**GESTELLTE AUFGABE 1**
Entnimm dem Text über Lernumgebungen wörtlich die Stelle von „Mag. Jakob Kelz, PhD.“ bis einschließlich „et al. 2009)“.

Mag. Jakob Kelz, PhD. erklärt im Rahmen seiner Lehrveranstaltung „Lernumgebungen für forschende Mathematik“ das Ziel von Lernumgebungen folgendermaßen:
Forschendes Lernen zeichnet sich vor anderen Lernformen dadurch aus, dass die Lernenden den Prozess eines Forschungsvorhabens, das auf die Gewinnung von auch für Dritte interessanten Erkenntnissen gerichtet ist, in seinen wesentlichen Phasen – von der Entwicklung der Fragen und Hypothesen über die Wahl und Ausführung der Methoden bis zur Prüfung und Darstellung der Ergebnisse in selbstständiger Arbeit oder in aktiver Mitarbeit in einem übergreifenden Projekt – (mit)gestalten, erfahren und reflektieren“ (Huber 2009, S.11).
Was sind die wesentlichen Bestandteile des Unterrichtens mit Lernumgebungen? (Tretter et al. 2009)

(Quelldatensätze)
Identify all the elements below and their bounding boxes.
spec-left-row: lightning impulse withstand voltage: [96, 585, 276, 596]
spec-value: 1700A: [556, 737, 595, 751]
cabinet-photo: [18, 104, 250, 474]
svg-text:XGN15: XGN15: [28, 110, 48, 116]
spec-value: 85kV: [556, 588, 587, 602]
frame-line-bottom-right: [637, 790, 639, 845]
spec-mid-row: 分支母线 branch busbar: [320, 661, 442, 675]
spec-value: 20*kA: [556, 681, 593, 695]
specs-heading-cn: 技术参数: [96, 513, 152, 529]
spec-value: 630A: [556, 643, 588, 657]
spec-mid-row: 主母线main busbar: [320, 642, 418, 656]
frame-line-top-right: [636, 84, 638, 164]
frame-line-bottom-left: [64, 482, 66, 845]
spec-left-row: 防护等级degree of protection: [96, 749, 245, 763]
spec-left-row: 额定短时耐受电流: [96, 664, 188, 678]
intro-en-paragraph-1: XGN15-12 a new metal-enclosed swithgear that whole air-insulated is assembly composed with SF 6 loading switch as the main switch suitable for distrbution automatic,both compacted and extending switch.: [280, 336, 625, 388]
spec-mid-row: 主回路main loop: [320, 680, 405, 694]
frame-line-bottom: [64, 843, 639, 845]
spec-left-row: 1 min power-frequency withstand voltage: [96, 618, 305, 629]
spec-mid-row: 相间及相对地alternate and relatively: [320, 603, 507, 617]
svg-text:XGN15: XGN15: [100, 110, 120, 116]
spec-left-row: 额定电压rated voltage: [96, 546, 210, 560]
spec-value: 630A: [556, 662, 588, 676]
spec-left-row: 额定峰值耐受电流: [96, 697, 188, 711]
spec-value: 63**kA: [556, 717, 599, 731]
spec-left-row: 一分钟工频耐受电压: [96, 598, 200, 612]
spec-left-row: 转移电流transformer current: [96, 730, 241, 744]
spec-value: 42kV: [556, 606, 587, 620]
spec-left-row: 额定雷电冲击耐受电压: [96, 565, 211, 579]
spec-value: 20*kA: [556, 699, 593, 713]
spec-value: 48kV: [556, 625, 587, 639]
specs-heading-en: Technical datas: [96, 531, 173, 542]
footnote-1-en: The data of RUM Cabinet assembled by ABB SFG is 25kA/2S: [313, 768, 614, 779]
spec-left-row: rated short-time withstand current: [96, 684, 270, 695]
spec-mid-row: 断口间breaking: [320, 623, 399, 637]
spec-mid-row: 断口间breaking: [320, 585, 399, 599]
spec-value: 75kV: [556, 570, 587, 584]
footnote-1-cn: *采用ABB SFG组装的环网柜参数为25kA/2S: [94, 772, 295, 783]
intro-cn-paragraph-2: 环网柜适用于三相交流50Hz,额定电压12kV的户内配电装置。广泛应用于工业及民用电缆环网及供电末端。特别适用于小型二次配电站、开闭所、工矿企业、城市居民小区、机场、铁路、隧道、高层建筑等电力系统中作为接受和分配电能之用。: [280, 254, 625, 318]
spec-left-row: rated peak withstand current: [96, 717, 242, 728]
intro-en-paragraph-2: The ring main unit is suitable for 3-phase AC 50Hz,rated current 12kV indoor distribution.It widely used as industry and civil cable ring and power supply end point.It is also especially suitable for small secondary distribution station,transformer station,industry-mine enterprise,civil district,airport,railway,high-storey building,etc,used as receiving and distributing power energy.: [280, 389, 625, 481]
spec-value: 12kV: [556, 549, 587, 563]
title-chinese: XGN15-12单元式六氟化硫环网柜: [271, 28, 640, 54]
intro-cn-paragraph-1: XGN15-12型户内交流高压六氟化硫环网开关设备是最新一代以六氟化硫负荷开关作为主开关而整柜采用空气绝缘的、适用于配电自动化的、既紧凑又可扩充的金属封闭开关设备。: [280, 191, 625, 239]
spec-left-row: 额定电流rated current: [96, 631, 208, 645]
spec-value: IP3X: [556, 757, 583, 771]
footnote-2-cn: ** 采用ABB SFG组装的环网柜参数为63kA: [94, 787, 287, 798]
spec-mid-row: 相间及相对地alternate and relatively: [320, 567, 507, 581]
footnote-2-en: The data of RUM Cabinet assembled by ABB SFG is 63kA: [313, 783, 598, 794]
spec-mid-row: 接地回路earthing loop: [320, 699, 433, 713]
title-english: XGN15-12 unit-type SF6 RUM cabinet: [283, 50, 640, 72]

**GESTELLTE AUFGABE 2**
Finde in der Auflistung jede Zeile, die die Zeichenfolge „断口间breaking“ enthält, und gib diese Zeilen unverändert wieder.

**FERTIGE ANTWORT 1**
Mag. Jakob Kelz, PhD. erklärt im Rahmen seiner Lehrveranstaltung „Lernumgebungen für forschende Mathematik“ das Ziel von Lernumgebungen folgendermaßen:
Forschendes Lernen zeichnet sich vor anderen Lernformen dadurch aus, dass die Lernenden den Prozess eines Forschungsvorhabens, das auf die Gewinnung von auch für Dritte interessanten Erkenntnissen gerichtet ist, in seinen wesentlichen Phasen – von der Entwicklung der Fragen und Hypothesen über die Wahl und Ausführung der Methoden bis zur Prüfung und Darstellung der Ergebnisse in selbstständiger Arbeit oder in aktiver Mitarbeit in einem übergreifenden Projekt – (mit)gestalten, erfahren und reflektieren“ (Huber 2009, S.11).
Was sind die wesentlichen Bestandteile des Unterrichtens mit Lernumgebungen? (Tretter et al. 2009)

**FERTIGE ANTWORT 2**
spec-mid-row: 断口间breaking: [320, 623, 399, 637]
spec-mid-row: 断口间breaking: [320, 585, 399, 599]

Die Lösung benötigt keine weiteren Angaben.